#### Problem requirements
Repeat every record below exactly, leaving out the pictures.

[Start of Dataset rows]

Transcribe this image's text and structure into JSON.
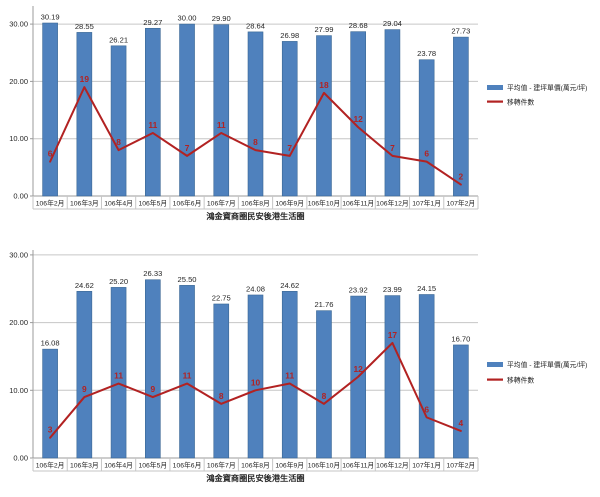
{
  "page": {
    "background": "#ffffff"
  },
  "chart_data": [
    {
      "type": "bar",
      "subtype": "combo-bar-line",
      "title": "",
      "xlabel": "鴻金寶商圈民安後港生活圈",
      "ylabel": "",
      "categories": [
        "106年2月",
        "106年3月",
        "106年4月",
        "106年5月",
        "106年6月",
        "106年7月",
        "106年8月",
        "106年9月",
        "106年10月",
        "106年11月",
        "106年12月",
        "107年1月",
        "107年2月"
      ],
      "series": [
        {
          "name": "平均值 - 建坪單價(萬元/坪)",
          "chart_type": "bar",
          "color": "#4F81BD",
          "border_color": "#3A6793",
          "label_color": "#262626",
          "value_format": "0.00",
          "values": [
            30.19,
            28.55,
            26.21,
            29.27,
            30.0,
            29.9,
            28.64,
            26.98,
            27.99,
            28.68,
            29.04,
            23.78,
            27.73
          ]
        },
        {
          "name": "移轉件數",
          "chart_type": "line",
          "color": "#B22222",
          "label_color": "#B22222",
          "value_format": "0",
          "values": [
            6,
            19,
            8,
            11,
            7,
            11,
            8,
            7,
            18,
            12,
            7,
            6,
            2
          ]
        }
      ],
      "ylim": [
        0,
        30
      ],
      "ytick_values": [
        0,
        10,
        20,
        30
      ],
      "ytick_labels": [
        "0.00",
        "10.00",
        "20.00",
        "30.00"
      ],
      "grid": true,
      "legend_position": "right"
    },
    {
      "type": "bar",
      "subtype": "combo-bar-line",
      "title": "",
      "xlabel": "鴻金寶商圈民安後港生活圈",
      "ylabel": "",
      "categories": [
        "106年2月",
        "106年3月",
        "106年4月",
        "106年5月",
        "106年6月",
        "106年7月",
        "106年8月",
        "106年9月",
        "106年10月",
        "106年11月",
        "106年12月",
        "107年1月",
        "107年2月"
      ],
      "series": [
        {
          "name": "平均值 - 建坪單價(萬元/坪)",
          "chart_type": "bar",
          "color": "#4F81BD",
          "border_color": "#3A6793",
          "label_color": "#262626",
          "value_format": "0.00",
          "values": [
            16.08,
            24.62,
            25.2,
            26.33,
            25.5,
            22.75,
            24.08,
            24.62,
            21.76,
            23.92,
            23.99,
            24.15,
            16.7
          ]
        },
        {
          "name": "移轉件數",
          "chart_type": "line",
          "color": "#B22222",
          "label_color": "#B22222",
          "value_format": "0",
          "values": [
            3,
            9,
            11,
            9,
            11,
            8,
            10,
            11,
            8,
            12,
            17,
            6,
            4
          ]
        }
      ],
      "ylim": [
        0,
        30
      ],
      "ytick_values": [
        0,
        10,
        20,
        30
      ],
      "ytick_labels": [
        "0.00",
        "10.00",
        "20.00",
        "30.00"
      ],
      "grid": true,
      "legend_position": "right"
    }
  ],
  "colors": {
    "bar_fill": "#4F81BD",
    "line_stroke": "#B22222",
    "gridline": "#C6C6C6",
    "axis_line": "#9B9B9B",
    "text": "#262626"
  }
}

[End of Dataset rows]

#### Solution
Transcribe this image's text and structure into JSON.
{
  "page": {
    "background": "#ffffff"
  },
  "chart_data": [
    {
      "type": "bar",
      "subtype": "combo-bar-line",
      "title": "",
      "xlabel": "鴻金寶商圈民安後港生活圈",
      "ylabel": "",
      "categories": [
        "106年2月",
        "106年3月",
        "106年4月",
        "106年5月",
        "106年6月",
        "106年7月",
        "106年8月",
        "106年9月",
        "106年10月",
        "106年11月",
        "106年12月",
        "107年1月",
        "107年2月"
      ],
      "series": [
        {
          "name": "平均值 - 建坪單價(萬元/坪)",
          "chart_type": "bar",
          "color": "#4F81BD",
          "border_color": "#3A6793",
          "label_color": "#262626",
          "value_format": "0.00",
          "values": [
            30.19,
            28.55,
            26.21,
            29.27,
            30.0,
            29.9,
            28.64,
            26.98,
            27.99,
            28.68,
            29.04,
            23.78,
            27.73
          ]
        },
        {
          "name": "移轉件數",
          "chart_type": "line",
          "color": "#B22222",
          "label_color": "#B22222",
          "value_format": "0",
          "values": [
            6,
            19,
            8,
            11,
            7,
            11,
            8,
            7,
            18,
            12,
            7,
            6,
            2
          ]
        }
      ],
      "ylim": [
        0,
        30
      ],
      "ytick_values": [
        0,
        10,
        20,
        30
      ],
      "ytick_labels": [
        "0.00",
        "10.00",
        "20.00",
        "30.00"
      ],
      "grid": true,
      "legend_position": "right"
    },
    {
      "type": "bar",
      "subtype": "combo-bar-line",
      "title": "",
      "xlabel": "鴻金寶商圈民安後港生活圈",
      "ylabel": "",
      "categories": [
        "106年2月",
        "106年3月",
        "106年4月",
        "106年5月",
        "106年6月",
        "106年7月",
        "106年8月",
        "106年9月",
        "106年10月",
        "106年11月",
        "106年12月",
        "107年1月",
        "107年2月"
      ],
      "series": [
        {
          "name": "平均值 - 建坪單價(萬元/坪)",
          "chart_type": "bar",
          "color": "#4F81BD",
          "border_color": "#3A6793",
          "label_color": "#262626",
          "value_format": "0.00",
          "values": [
            16.08,
            24.62,
            25.2,
            26.33,
            25.5,
            22.75,
            24.08,
            24.62,
            21.76,
            23.92,
            23.99,
            24.15,
            16.7
          ]
        },
        {
          "name": "移轉件數",
          "chart_type": "line",
          "color": "#B22222",
          "label_color": "#B22222",
          "value_format": "0",
          "values": [
            3,
            9,
            11,
            9,
            11,
            8,
            10,
            11,
            8,
            12,
            17,
            6,
            4
          ]
        }
      ],
      "ylim": [
        0,
        30
      ],
      "ytick_values": [
        0,
        10,
        20,
        30
      ],
      "ytick_labels": [
        "0.00",
        "10.00",
        "20.00",
        "30.00"
      ],
      "grid": true,
      "legend_position": "right"
    }
  ],
  "colors": {
    "bar_fill": "#4F81BD",
    "line_stroke": "#B22222",
    "gridline": "#C6C6C6",
    "axis_line": "#9B9B9B",
    "text": "#262626"
  }
}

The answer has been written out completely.